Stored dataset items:

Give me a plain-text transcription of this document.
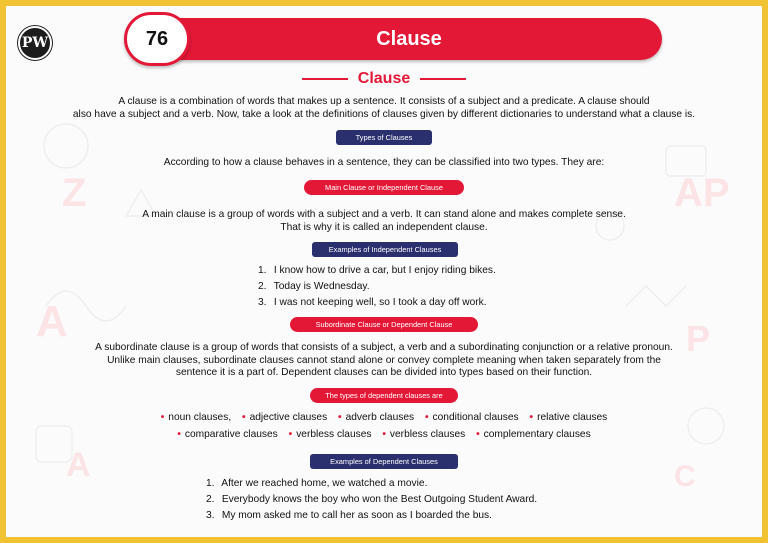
Z
A
AP
P
A	C
PW	Clause
76
Clause
A clause is a combination of words that makes up a sentence. It consists of a subject and a predicate. A clause should
also have a subject and a verb. Now, take a look at the definitions of clauses given by different dictionaries to understand what a clause is.
Types of Clauses
According to how a clause behaves in a sentence, they can be classified into two types. They are:
Main Clause or Independent Clause
A main clause is a group of words with a subject and a verb. It can stand alone and makes complete sense.
That is why it is called an independent clause.
Examples of Independent Clauses
1. I know how to drive a car, but I enjoy riding bikes.
2. Today is Wednesday.
3. I was not keeping well, so I took a day off work.
Subordinate Clause or Dependent Clause
A subordinate clause is a group of words that consists of a subject, a verb and a subordinating conjunction or a relative pronoun.
Unlike main clauses, subordinate clauses cannot stand alone or convey complete meaning when taken separately from the
sentence it is a part of. Dependent clauses can be divided into types based on their function.
The types of dependent clauses are
• noun clauses, • adjective clauses • adverb clauses • conditional clauses • relative clauses
• comparative clauses • verbless clauses • verbless clauses • complementary clauses
Examples of Dependent Clauses
1. After we reached home, we watched a movie.
2. Everybody knows the boy who won the Best Outgoing Student Award.
3. My mom asked me to call her as soon as I boarded the bus.
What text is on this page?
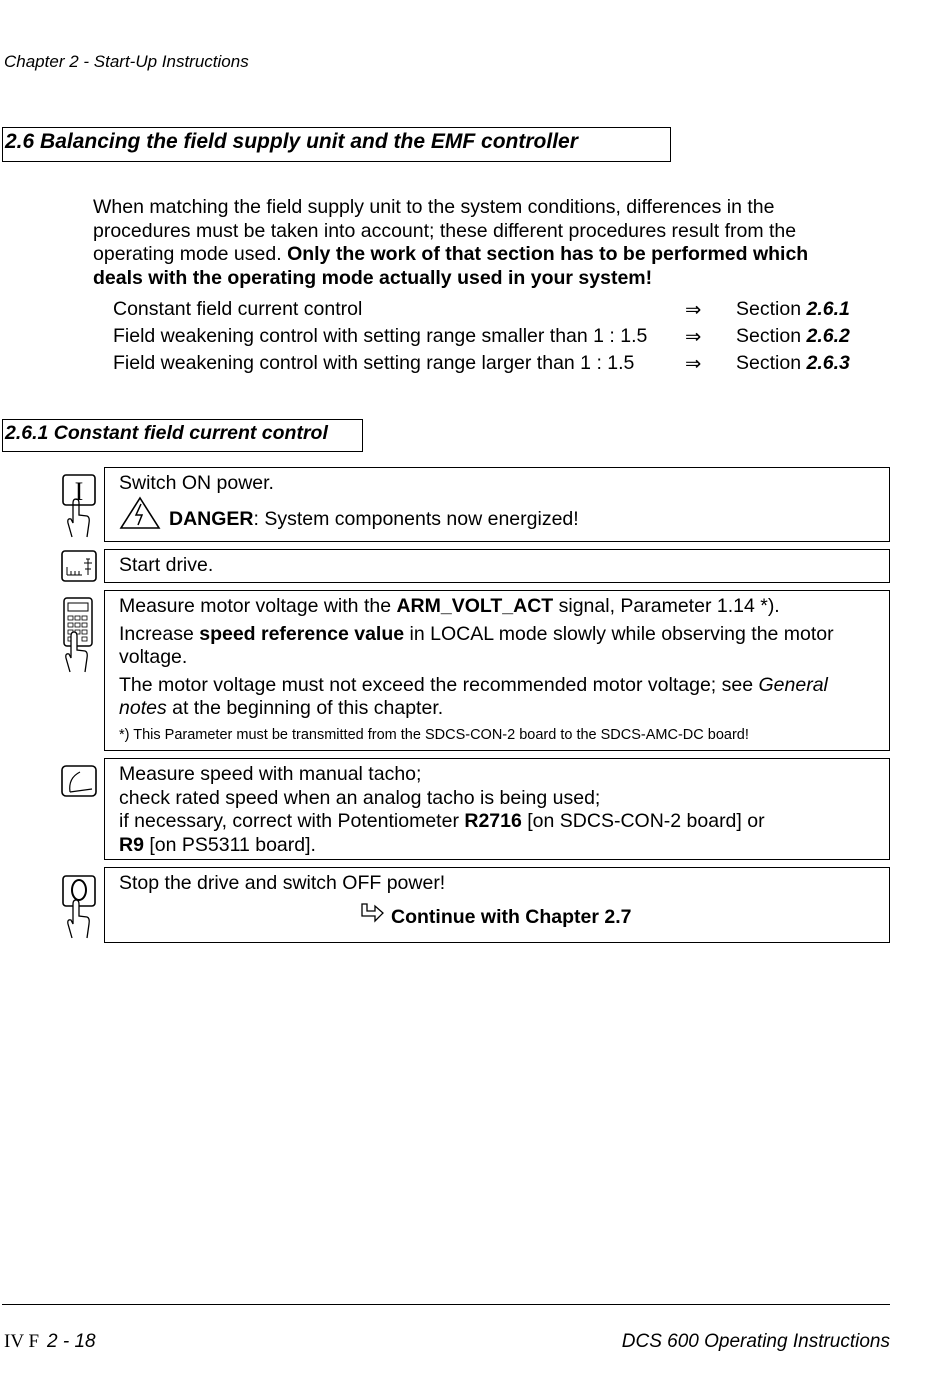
Chapter 2 - Start-Up Instructions
2.6 Balancing the field supply unit and the EMF controller
When matching the field supply unit to the system conditions, differences in the procedures must be taken into account; these different procedures result from the operating mode used. Only the work of that section has to be performed which deals with the operating mode actually used in your system!
Constant field current control	⇒ Section 2.6.1
Field weakening control with setting range smaller than 1 : 1.5 ⇒ Section 2.6.2
Field weakening control with setting range larger than 1 : 1.5	⇒ Section 2.6.3
2.6.1 Constant field current control
I Switch ON power.

DANGER: System components now energized!

Start drive.

Measure motor voltage with the ARM_VOLT_ACT signal, Parameter 1.14 *).

Increase speed reference value in LOCAL mode slowly while observing the motor voltage.

The motor voltage must not exceed the recommended motor voltage; see General notes at the beginning of this chapter.

*) This Parameter must be transmitted from the SDCS-CON-2 board to the SDCS-AMC-DC board!

Measure speed with manual tacho;
check rated speed when an analog tacho is being used;
if necessary, correct with Potentiometer R2716 [on SDCS-CON-2 board] or
R9 [on PS5311 board].

Stop the drive and switch OFF power!

Continue with Chapter 2.7
IV F 2 - 18	DCS 600 Operating Instructions
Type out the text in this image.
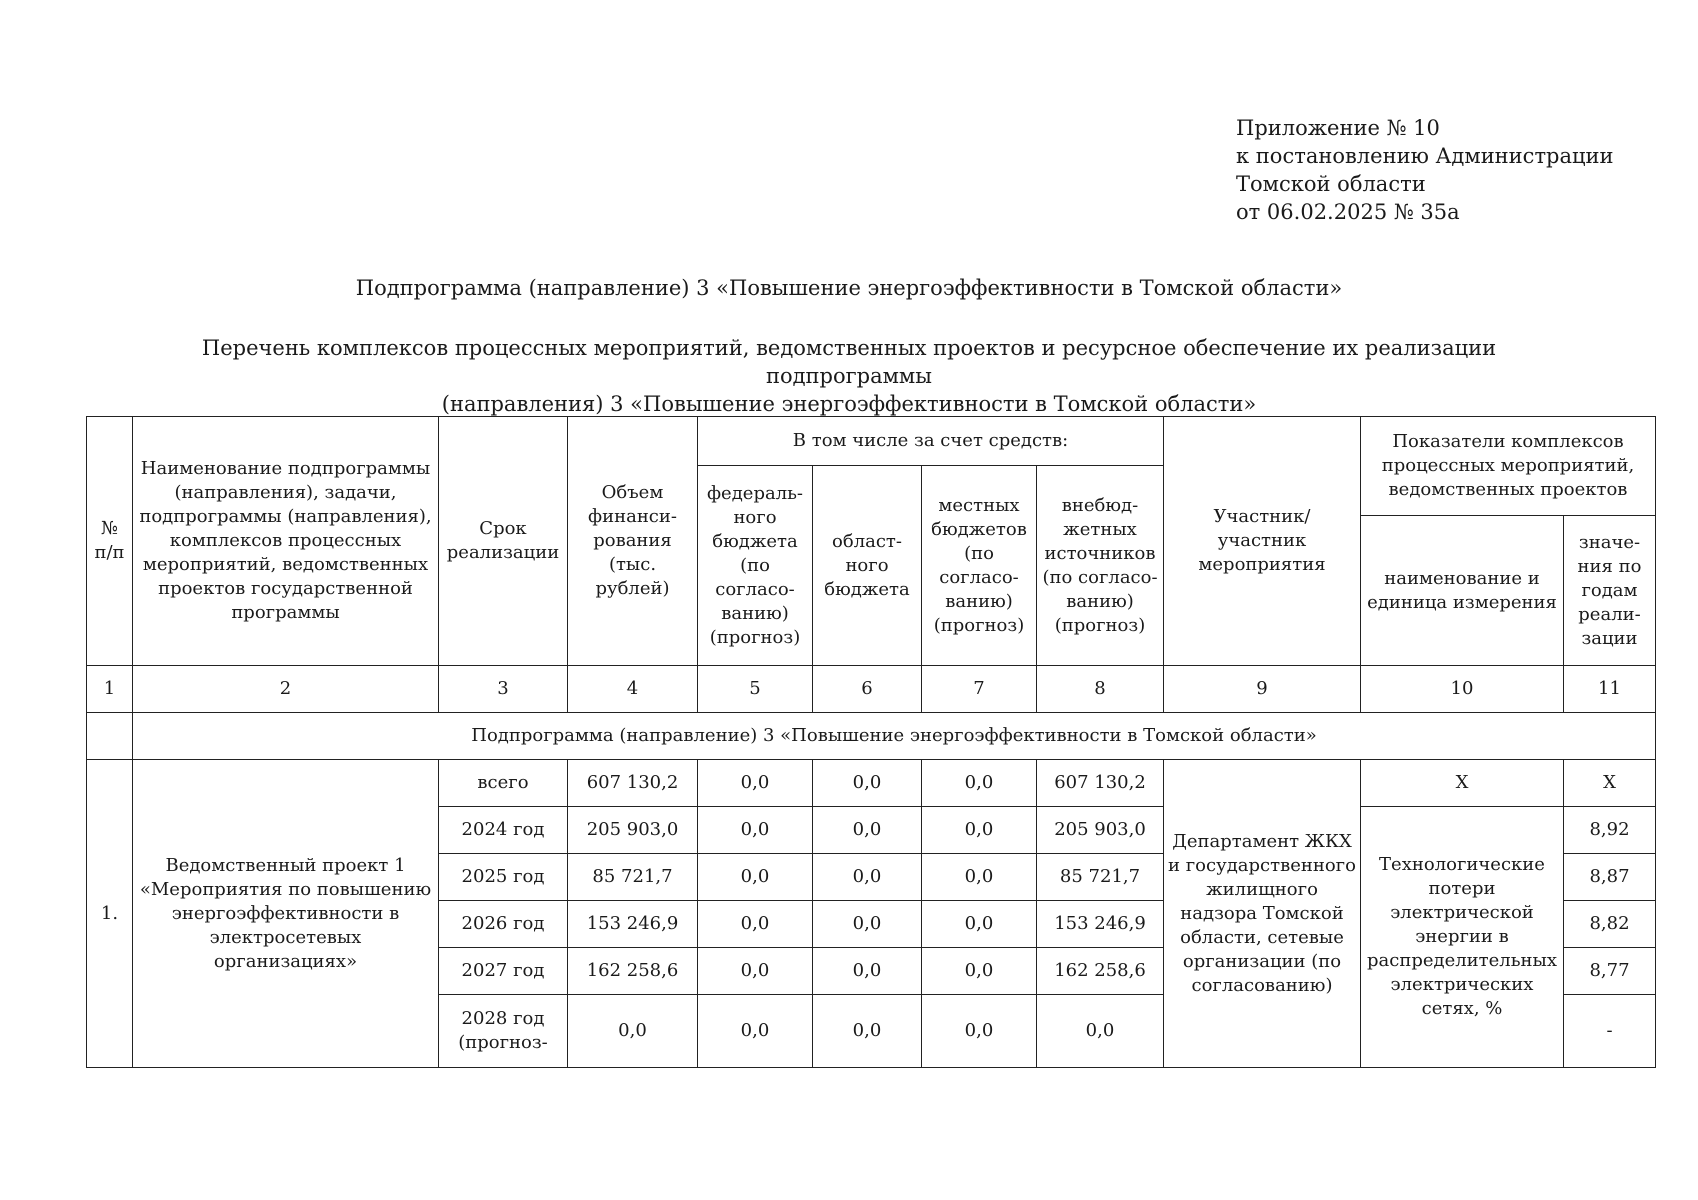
Приложение № 10
к постановлению Администрации
Томской области
от 06.02.2025 № 35а
Подпрограмма (направление) 3 «Повышение энергоэффективности в Томской области»
Перечень комплексов процессных мероприятий, ведомственных проектов и ресурсное обеспечение их реализации подпрограммы
(направления) 3 «Повышение энергоэффективности в Томской области»
№ п/п	Наименование подпрограммы (направления), задачи, подпрограммы (направления), комплексов процессных мероприятий, ведомственных проектов государственной программы	Срок реализации	Объем финанси-рования (тыс. рублей)	В том числе за счет средств:				Участник/ участник мероприятия	Показатели комплексов процессных мероприятий, ведомственных проектов	
				федераль-ного бюджета (по согласо-ванию) (прогноз)	област-ного бюджета	местных бюджетов (по согласо-ванию) (прогноз)	внебюд-жетных источников (по согласо-ванию) (прогноз)			
									наименование и единица измерения	значе-ния по годам реали-зации
1	2	3	4	5	6	7	8	9	10	11
	Подпрограмма (направление) 3 «Повышение энергоэффективности в Томской области»									
1.	Ведомственный проект 1 «Мероприятия по повышению энергоэффективности в электросетевых организациях»	всего	607 130,2	0,0	0,0	0,0	607 130,2	Департамент ЖКХ и государственного жилищного надзора Томской области, сетевые организации (по согласованию)	Х	Х
		2024 год	205 903,0	0,0	0,0	0,0	205 903,0		Технологические потери электрической энергии в распределительных электрических сетях, %	8,92
		2025 год	85 721,7	0,0	0,0	0,0	85 721,7			8,87
		2026 год	153 246,9	0,0	0,0	0,0	153 246,9			8,82
		2027 год	162 258,6	0,0	0,0	0,0	162 258,6			8,77
		2028 год (прогноз-	0,0	0,0	0,0	0,0	0,0			-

- **EXERCISE**: Go through the listing above and list every line that has the word "consists".

- **RESULT OF THE TASK**:
A clause is a combination of words that makes up a sentence. It consists of a subject and a predicate. A clause should
A subordinate clause is a group of words that consists of a subject, a verb and a subordinating conjunction or a relative pronoun.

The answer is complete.